## TASK DESCRIPTION
Look through the data below and return each line where "Pearson" appears.

## INPUT MATERIAL
..............................

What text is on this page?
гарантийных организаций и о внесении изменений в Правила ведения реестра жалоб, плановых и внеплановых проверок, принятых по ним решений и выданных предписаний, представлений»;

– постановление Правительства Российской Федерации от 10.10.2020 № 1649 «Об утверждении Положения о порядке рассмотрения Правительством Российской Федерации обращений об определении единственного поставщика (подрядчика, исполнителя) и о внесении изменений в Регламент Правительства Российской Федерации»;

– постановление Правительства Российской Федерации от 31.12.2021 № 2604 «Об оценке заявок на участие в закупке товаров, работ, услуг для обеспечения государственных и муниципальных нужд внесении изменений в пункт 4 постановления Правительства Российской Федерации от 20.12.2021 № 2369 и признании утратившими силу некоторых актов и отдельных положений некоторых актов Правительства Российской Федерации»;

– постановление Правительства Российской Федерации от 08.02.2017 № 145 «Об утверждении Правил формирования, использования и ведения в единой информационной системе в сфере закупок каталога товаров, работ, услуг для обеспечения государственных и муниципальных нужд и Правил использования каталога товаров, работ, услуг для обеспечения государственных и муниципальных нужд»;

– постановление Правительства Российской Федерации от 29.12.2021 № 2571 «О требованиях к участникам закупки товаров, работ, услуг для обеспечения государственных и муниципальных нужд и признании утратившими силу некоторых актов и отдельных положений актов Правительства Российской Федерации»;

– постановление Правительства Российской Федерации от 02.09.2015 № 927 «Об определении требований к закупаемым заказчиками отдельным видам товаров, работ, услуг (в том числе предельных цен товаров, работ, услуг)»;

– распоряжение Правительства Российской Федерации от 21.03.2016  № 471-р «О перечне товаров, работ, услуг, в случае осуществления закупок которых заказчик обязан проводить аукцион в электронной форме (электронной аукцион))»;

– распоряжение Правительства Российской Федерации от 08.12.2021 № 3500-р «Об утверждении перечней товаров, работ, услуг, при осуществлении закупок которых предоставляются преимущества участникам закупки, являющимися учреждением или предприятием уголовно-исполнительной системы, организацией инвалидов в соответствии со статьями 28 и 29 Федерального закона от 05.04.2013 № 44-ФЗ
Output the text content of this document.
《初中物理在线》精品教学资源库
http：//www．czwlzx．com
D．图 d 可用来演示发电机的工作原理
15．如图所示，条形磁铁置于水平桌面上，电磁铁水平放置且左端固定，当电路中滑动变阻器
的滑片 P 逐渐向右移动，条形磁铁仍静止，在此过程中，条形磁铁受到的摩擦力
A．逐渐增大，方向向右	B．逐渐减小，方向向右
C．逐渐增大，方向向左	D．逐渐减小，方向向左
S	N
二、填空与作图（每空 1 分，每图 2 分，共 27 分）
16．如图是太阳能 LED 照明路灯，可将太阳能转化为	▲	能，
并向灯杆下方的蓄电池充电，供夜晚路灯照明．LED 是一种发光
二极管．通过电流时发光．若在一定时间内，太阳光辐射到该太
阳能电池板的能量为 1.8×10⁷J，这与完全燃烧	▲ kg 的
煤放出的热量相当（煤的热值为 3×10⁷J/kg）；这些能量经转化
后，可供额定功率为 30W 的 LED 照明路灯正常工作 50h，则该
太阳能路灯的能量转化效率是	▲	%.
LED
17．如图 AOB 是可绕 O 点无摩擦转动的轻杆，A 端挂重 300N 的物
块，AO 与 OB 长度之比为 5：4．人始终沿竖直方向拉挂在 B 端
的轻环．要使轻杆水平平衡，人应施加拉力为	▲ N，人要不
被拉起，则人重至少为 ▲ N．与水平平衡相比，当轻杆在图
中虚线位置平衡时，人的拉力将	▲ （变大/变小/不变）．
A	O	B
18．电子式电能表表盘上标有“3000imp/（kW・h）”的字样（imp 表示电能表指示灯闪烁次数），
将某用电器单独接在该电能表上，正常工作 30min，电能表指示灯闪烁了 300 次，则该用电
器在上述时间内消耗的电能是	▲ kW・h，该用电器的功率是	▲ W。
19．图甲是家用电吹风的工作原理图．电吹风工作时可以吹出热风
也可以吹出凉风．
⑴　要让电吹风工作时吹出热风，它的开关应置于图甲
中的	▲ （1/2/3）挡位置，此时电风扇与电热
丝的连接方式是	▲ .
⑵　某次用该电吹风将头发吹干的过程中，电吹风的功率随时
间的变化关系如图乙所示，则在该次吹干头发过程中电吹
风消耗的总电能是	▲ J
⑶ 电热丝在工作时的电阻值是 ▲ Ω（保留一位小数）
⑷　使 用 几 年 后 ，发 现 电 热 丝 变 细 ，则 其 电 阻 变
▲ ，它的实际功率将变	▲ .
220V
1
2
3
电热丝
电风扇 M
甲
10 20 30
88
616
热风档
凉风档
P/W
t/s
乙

..............................

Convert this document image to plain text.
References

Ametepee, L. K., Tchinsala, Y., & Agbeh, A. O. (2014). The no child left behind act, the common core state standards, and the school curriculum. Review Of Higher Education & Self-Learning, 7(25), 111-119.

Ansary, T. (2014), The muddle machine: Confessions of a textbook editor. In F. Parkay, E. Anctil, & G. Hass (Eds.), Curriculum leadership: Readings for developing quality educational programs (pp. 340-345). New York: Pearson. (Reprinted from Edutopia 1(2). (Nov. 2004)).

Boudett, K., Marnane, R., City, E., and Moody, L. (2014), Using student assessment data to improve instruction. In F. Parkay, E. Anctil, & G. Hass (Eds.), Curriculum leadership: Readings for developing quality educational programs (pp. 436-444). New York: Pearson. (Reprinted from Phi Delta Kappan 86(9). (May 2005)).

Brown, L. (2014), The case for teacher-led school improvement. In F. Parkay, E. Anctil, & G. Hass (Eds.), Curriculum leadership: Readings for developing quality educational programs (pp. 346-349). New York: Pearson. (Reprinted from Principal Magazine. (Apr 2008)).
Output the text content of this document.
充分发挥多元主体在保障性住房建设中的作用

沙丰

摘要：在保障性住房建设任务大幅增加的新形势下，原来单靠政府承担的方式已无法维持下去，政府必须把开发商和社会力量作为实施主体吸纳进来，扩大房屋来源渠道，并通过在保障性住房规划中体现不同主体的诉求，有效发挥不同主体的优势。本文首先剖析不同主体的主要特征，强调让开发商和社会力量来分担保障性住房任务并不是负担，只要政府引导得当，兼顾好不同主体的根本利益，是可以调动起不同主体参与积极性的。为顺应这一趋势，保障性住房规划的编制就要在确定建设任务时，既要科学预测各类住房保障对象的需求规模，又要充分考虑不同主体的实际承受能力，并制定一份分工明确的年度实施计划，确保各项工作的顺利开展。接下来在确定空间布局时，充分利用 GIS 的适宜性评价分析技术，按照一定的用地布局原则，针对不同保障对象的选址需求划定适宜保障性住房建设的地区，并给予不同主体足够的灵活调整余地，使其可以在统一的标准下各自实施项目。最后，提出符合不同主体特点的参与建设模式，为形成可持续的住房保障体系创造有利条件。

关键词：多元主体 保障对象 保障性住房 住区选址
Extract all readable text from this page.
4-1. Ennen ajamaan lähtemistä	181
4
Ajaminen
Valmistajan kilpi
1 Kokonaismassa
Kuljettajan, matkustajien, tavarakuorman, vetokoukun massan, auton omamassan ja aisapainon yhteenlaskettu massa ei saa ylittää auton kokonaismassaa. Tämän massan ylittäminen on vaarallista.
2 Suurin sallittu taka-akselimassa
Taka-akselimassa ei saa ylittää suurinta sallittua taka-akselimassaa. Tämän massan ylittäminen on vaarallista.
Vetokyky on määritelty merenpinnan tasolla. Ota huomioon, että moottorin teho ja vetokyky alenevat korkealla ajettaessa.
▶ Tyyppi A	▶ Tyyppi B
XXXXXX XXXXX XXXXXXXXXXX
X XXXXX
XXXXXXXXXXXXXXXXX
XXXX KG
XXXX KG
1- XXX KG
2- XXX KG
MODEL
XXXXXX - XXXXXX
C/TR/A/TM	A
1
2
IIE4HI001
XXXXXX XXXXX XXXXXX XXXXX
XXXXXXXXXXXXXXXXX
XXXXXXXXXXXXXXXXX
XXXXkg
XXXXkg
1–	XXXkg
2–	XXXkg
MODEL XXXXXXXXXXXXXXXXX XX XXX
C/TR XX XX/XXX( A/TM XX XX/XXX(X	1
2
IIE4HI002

..............................

## WRITTEN SOLUTION
Ansary, T. (2014), The muddle machine: Confessions of a textbook editor. In F. Parkay, E. Anctil, & G. Hass (Eds.), Curriculum leadership: Readings for developing quality educational programs (pp. 340-345). New York: Pearson. (Reprinted from Edutopia 1(2). (Nov. 2004)).
Boudett, K., Marnane, R., City, E., and Moody, L. (2014), Using student assessment data to improve instruction. In F. Parkay, E. Anctil, & G. Hass (Eds.), Curriculum leadership: Readings for developing quality educational programs (pp. 436-444). New York: Pearson. (Reprinted from Phi Delta Kappan 86(9). (May 2005)).
Brown, L. (2014), The case for teacher-led school improvement. In F. Parkay, E. Anctil, & G. Hass (Eds.), Curriculum leadership: Readings for developing quality educational programs (pp. 346-349). New York: Pearson. (Reprinted from Principal Magazine. (Apr 2008)).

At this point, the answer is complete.